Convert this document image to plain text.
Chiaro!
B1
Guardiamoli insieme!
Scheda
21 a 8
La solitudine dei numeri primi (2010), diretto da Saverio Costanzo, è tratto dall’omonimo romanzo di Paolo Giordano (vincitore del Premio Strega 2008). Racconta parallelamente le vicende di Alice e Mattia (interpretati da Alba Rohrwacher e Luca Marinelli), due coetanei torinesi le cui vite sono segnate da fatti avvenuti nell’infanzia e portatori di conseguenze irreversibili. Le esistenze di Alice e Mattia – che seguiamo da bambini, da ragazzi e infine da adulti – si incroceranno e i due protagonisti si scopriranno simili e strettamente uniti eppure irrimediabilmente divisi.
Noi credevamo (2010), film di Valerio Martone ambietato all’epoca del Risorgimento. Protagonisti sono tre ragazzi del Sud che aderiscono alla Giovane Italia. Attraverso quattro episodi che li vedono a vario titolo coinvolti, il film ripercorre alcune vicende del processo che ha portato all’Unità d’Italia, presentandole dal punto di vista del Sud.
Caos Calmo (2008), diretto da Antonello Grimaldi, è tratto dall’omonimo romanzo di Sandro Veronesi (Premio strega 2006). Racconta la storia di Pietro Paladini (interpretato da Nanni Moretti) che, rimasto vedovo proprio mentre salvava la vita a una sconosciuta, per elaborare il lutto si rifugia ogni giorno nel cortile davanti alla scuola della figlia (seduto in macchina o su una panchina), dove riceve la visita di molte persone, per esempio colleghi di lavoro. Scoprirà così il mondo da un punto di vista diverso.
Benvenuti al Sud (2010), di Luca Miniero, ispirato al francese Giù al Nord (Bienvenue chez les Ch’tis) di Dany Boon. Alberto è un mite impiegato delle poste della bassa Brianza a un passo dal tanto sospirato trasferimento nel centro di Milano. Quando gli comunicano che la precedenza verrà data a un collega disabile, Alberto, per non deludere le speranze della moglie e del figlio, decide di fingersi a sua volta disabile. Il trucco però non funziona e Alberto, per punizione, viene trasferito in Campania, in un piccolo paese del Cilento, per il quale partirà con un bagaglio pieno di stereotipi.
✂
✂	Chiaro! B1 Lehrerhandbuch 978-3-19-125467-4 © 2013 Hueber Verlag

§ What is being asked: Identify the lines that hold the word "Chiaro". Copy every one of them.

§ Result of this task:
Chiaro!
✂	Chiaro! B1 Lehrerhandbuch 978-3-19-125467-4 © 2013 Hueber Verlag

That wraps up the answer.